> _The problem_
The records that follow must be reproduced in full, exactly as written.

> _Extracted information_
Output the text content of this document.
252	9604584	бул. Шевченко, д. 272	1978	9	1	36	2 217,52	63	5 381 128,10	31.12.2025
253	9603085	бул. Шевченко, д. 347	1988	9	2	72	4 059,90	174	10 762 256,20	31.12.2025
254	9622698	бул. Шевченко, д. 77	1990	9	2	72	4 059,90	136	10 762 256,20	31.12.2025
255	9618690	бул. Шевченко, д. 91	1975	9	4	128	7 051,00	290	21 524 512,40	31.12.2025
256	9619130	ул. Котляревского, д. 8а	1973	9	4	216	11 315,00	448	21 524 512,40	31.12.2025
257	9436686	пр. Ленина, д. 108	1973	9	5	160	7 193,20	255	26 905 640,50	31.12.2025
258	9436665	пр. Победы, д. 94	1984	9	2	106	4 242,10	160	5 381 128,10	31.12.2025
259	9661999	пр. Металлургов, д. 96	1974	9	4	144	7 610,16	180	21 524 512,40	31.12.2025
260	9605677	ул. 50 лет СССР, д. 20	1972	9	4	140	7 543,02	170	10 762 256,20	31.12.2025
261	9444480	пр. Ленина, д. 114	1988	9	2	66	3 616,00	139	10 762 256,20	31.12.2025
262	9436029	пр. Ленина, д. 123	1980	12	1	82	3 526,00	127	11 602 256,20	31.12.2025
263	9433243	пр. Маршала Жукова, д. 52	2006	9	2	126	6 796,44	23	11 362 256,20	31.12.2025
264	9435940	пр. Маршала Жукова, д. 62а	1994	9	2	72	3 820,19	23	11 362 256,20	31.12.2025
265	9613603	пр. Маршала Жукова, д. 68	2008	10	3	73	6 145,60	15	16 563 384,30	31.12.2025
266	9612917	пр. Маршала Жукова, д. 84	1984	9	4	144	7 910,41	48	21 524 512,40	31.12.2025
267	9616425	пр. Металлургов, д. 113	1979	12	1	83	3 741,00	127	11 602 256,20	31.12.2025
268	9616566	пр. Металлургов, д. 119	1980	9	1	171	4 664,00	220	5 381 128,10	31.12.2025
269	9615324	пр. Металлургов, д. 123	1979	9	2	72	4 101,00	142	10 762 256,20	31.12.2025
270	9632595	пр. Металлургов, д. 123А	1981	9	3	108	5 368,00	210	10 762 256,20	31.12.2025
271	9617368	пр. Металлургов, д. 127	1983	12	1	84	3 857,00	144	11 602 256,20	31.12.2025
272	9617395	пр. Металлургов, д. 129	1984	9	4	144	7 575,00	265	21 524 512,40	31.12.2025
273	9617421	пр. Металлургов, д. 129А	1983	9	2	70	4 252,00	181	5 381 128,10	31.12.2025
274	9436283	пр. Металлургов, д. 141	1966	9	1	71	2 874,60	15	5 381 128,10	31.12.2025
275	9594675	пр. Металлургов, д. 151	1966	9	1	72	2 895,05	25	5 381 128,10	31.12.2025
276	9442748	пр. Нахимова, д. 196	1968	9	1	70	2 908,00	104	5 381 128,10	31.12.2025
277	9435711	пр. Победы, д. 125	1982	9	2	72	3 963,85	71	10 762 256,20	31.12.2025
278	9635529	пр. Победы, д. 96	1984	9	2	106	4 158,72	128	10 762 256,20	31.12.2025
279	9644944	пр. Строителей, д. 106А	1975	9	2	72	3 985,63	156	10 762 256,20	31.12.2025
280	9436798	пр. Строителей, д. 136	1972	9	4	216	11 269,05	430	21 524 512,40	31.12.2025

> _Answer to this exercise_
Output the text content of this document.
252	9604584	бул. Шевченко, д. 272	1978	9	1	36	2 217,52	63	5 381 128,10	31.12.2025
253	9603085	бул. Шевченко, д. 347	1988	9	2	72	4 059,90	174	10 762 256,20	31.12.2025
254	9622698	бул. Шевченко, д. 77	1990	9	2	72	4 059,90	136	10 762 256,20	31.12.2025
255	9618690	бул. Шевченко, д. 91	1975	9	4	128	7 051,00	290	21 524 512,40	31.12.2025
256	9619130	ул. Котляревского, д. 8а	1973	9	4	216	11 315,00	448	21 524 512,40	31.12.2025
257	9436686	пр. Ленина, д. 108	1973	9	5	160	7 193,20	255	26 905 640,50	31.12.2025
258	9436665	пр. Победы, д. 94	1984	9	2	106	4 242,10	160	5 381 128,10	31.12.2025
259	9661999	пр. Металлургов, д. 96	1974	9	4	144	7 610,16	180	21 524 512,40	31.12.2025
260	9605677	ул. 50 лет СССР, д. 20	1972	9	4	140	7 543,02	170	10 762 256,20	31.12.2025
261	9444480	пр. Ленина, д. 114	1988	9	2	66	3 616,00	139	10 762 256,20	31.12.2025
262	9436029	пр. Ленина, д. 123	1980	12	1	82	3 526,00	127	11 602 256,20	31.12.2025
263	9433243	пр. Маршала Жукова, д. 52	2006	9	2	126	6 796,44	23	11 362 256,20	31.12.2025
264	9435940	пр. Маршала Жукова, д. 62а	1994	9	2	72	3 820,19	23	11 362 256,20	31.12.2025
265	9613603	пр. Маршала Жукова, д. 68	2008	10	3	73	6 145,60	15	16 563 384,30	31.12.2025
266	9612917	пр. Маршала Жукова, д. 84	1984	9	4	144	7 910,41	48	21 524 512,40	31.12.2025
267	9616425	пр. Металлургов, д. 113	1979	12	1	83	3 741,00	127	11 602 256,20	31.12.2025
268	9616566	пр. Металлургов, д. 119	1980	9	1	171	4 664,00	220	5 381 128,10	31.12.2025
269	9615324	пр. Металлургов, д. 123	1979	9	2	72	4 101,00	142	10 762 256,20	31.12.2025
270	9632595	пр. Металлургов, д. 123А	1981	9	3	108	5 368,00	210	10 762 256,20	31.12.2025
271	9617368	пр. Металлургов, д. 127	1983	12	1	84	3 857,00	144	11 602 256,20	31.12.2025
272	9617395	пр. Металлургов, д. 129	1984	9	4	144	7 575,00	265	21 524 512,40	31.12.2025
273	9617421	пр. Металлургов, д. 129А	1983	9	2	70	4 252,00	181	5 381 128,10	31.12.2025
274	9436283	пр. Металлургов, д. 141	1966	9	1	71	2 874,60	15	5 381 128,10	31.12.2025
275	9594675	пр. Металлургов, д. 151	1966	9	1	72	2 895,05	25	5 381 128,10	31.12.2025
276	9442748	пр. Нахимова, д. 196	1968	9	1	70	2 908,00	104	5 381 128,10	31.12.2025
277	9435711	пр. Победы, д. 125	1982	9	2	72	3 963,85	71	10 762 256,20	31.12.2025
278	9635529	пр. Победы, д. 96	1984	9	2	106	4 158,72	128	10 762 256,20	31.12.2025
279	9644944	пр. Строителей, д. 106А	1975	9	2	72	3 985,63	156	10 762 256,20	31.12.2025
280	9436798	пр. Строителей, д. 136	1972	9	4	216	11 269,05	430	21 524 512,40	31.12.2025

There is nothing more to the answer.